**INSTRUCTIONS FOR THE TASK**
Looking at the listing beneath, work out how many lines hold "Growth" and report only that figure.

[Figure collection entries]
-- start --
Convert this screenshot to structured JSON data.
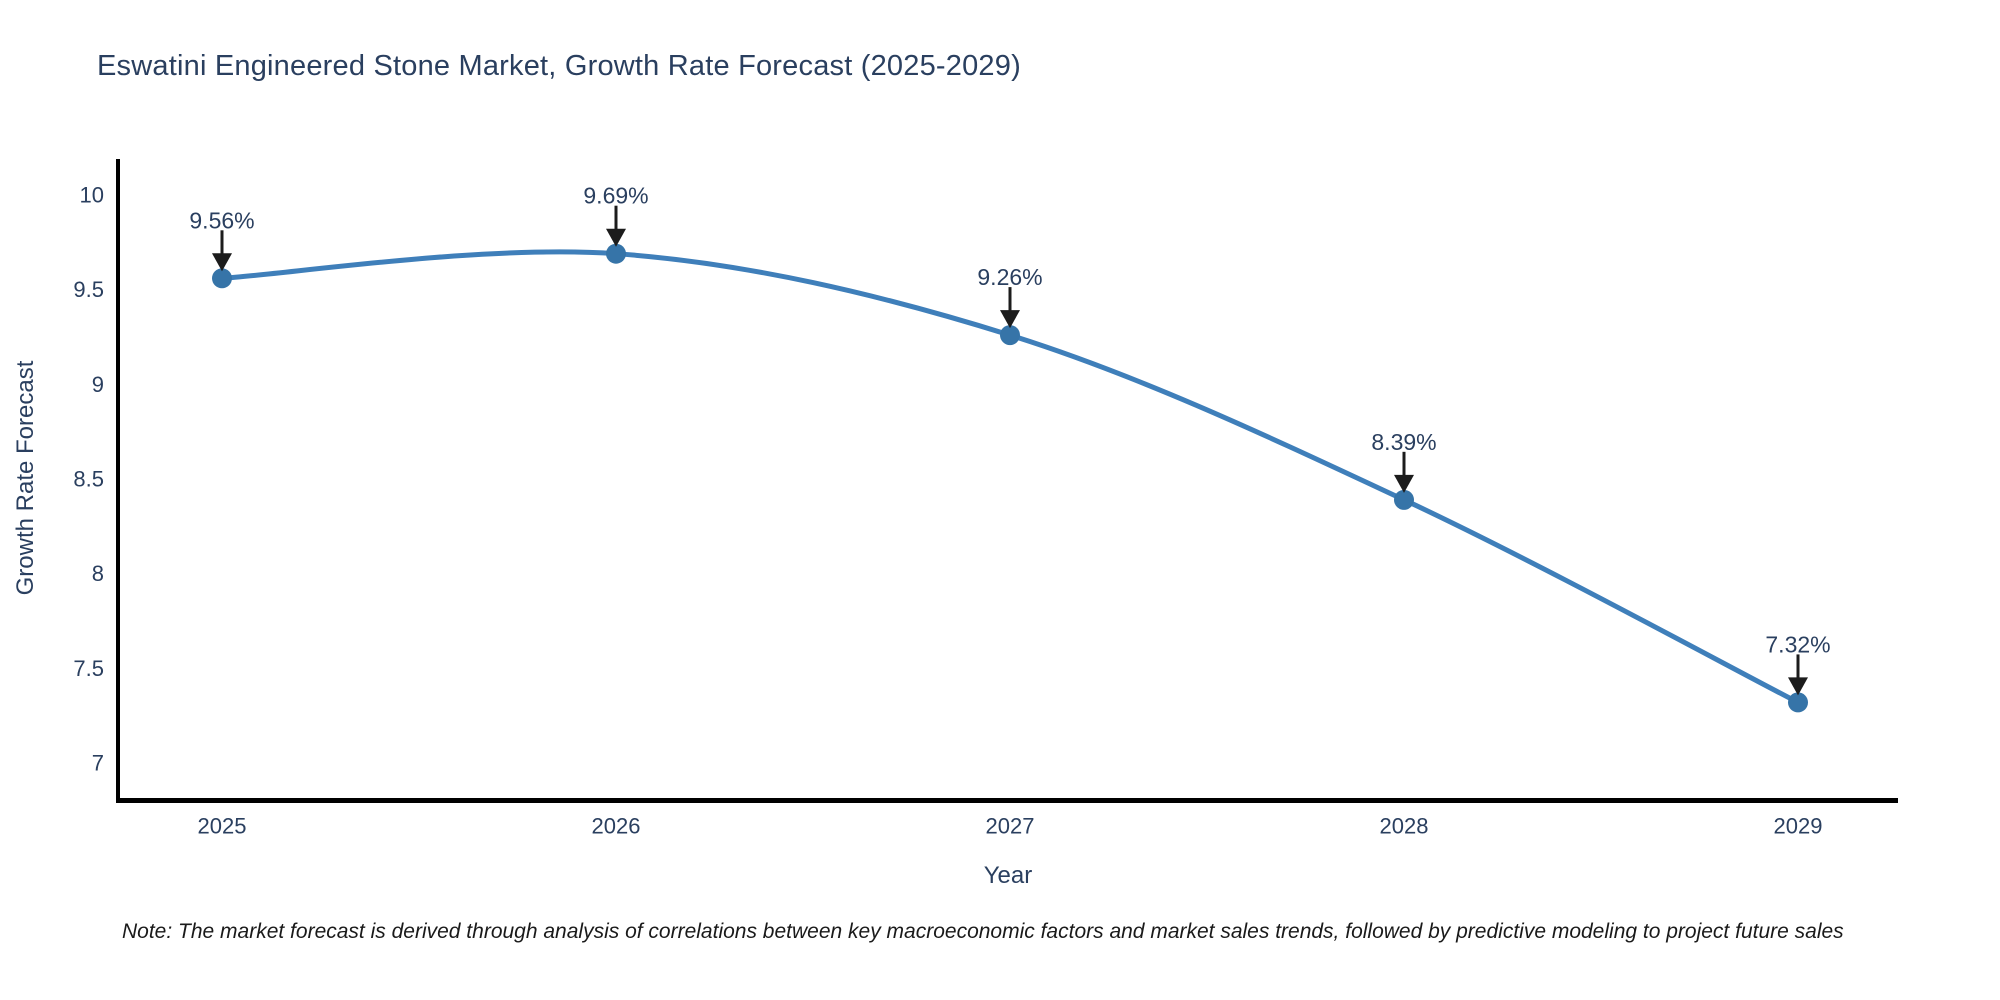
{
  "chart_data": {
    "type": "line",
    "title": "Eswatini Engineered Stone Market, Growth Rate Forecast (2025-2029)",
    "xlabel": "Year",
    "ylabel": "Growth Rate Forecast",
    "categories": [
      "2025",
      "2026",
      "2027",
      "2028",
      "2029"
    ],
    "values": [
      9.56,
      9.69,
      9.26,
      8.39,
      7.32
    ],
    "point_labels": [
      "9.56%",
      "9.69%",
      "9.26%",
      "8.39%",
      "7.32%"
    ],
    "y_ticks": [
      7,
      7.5,
      8,
      8.5,
      9,
      9.5,
      10
    ],
    "ylim": [
      6.8,
      10.2
    ],
    "grid": false,
    "legend_position": "none",
    "line_shape": "spline",
    "markers": true,
    "line_color": "#3f7fba",
    "marker_color": "#3674a8",
    "axis_color": "#000000",
    "text_color": "#2a3f5f",
    "annotation_arrow_color": "#1c1c1c"
  },
  "note": "Note: The market forecast is derived through analysis of correlations between key macroeconomic factors and market sales trends, followed by predictive modeling to project future sales"
}
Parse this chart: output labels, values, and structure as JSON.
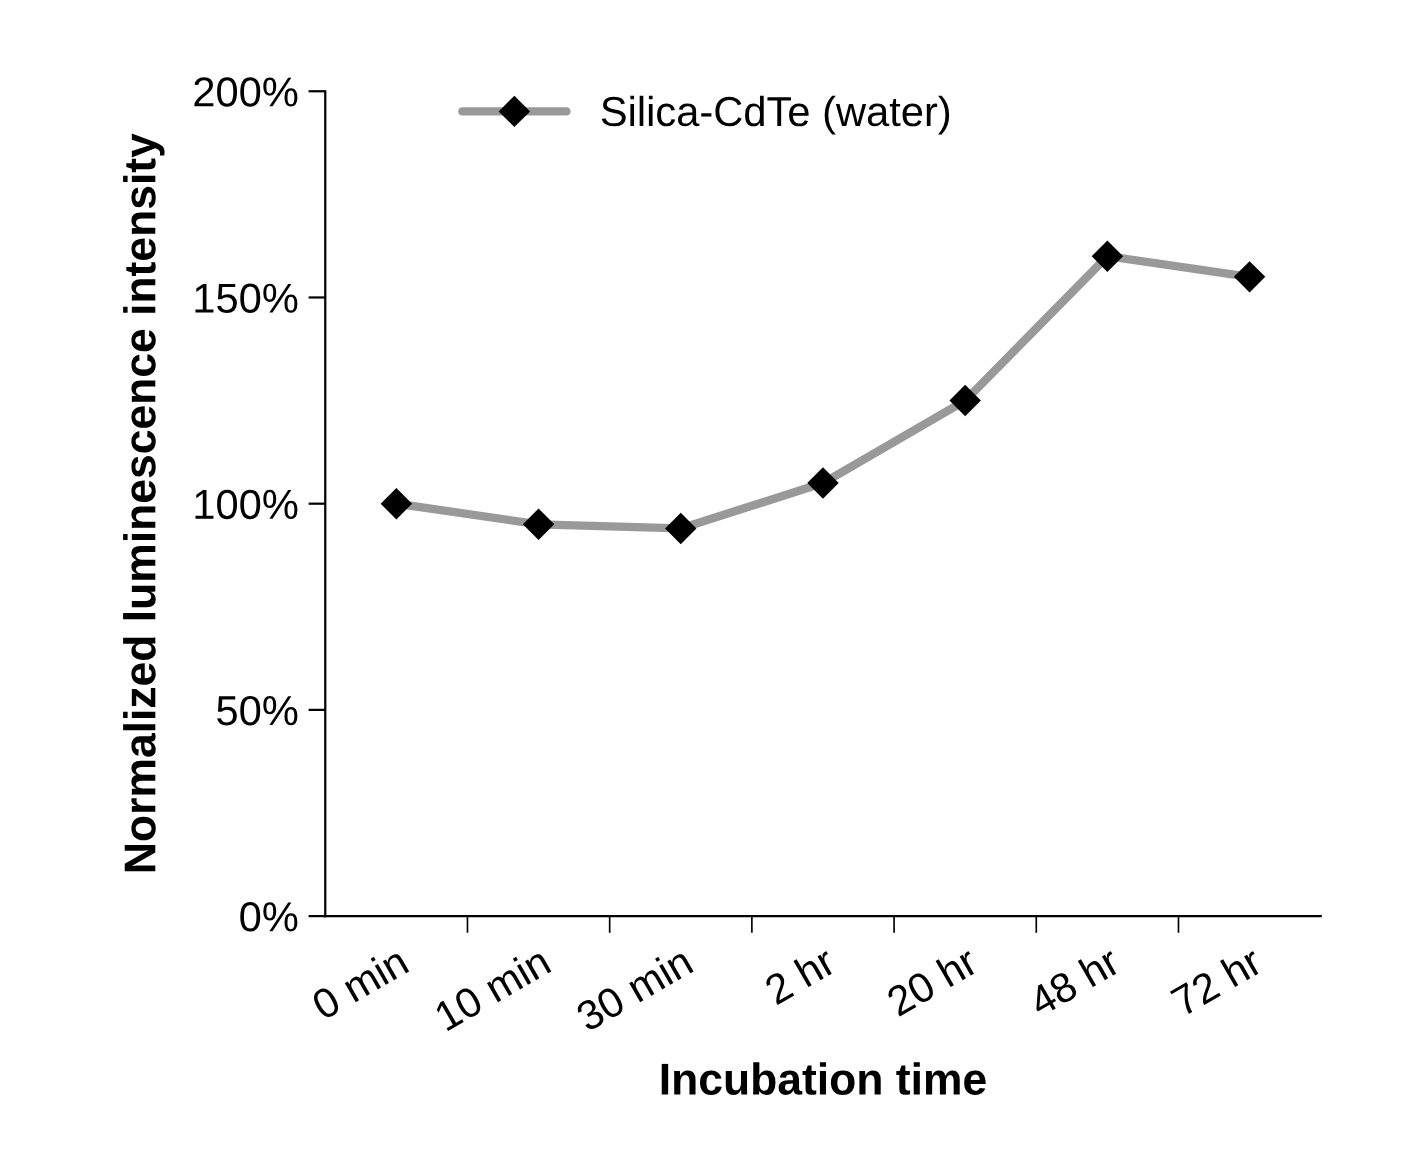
{
  "chart_data": {
    "type": "line",
    "xlabel": "Incubation time",
    "ylabel": "Normalized luminescence intensity",
    "categories": [
      "0 min",
      "10 min",
      "30 min",
      "2 hr",
      "20 hr",
      "48 hr",
      "72 hr"
    ],
    "series": [
      {
        "name": "Silica-CdTe (water)",
        "color": "#999999",
        "values": [
          100,
          95,
          94,
          105,
          125,
          160,
          155
        ]
      }
    ],
    "ylim": [
      0,
      200
    ],
    "yticks": [
      {
        "value": 0,
        "label": "0%"
      },
      {
        "value": 50,
        "label": "50%"
      },
      {
        "value": 100,
        "label": "100%"
      },
      {
        "value": 150,
        "label": "150%"
      },
      {
        "value": 200,
        "label": "200%"
      }
    ],
    "grid": false,
    "legend": "top left",
    "marker": "diamond",
    "line_style": "solid"
  }
}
-- end --
**ANSWER TO THIS EXERCISE**
2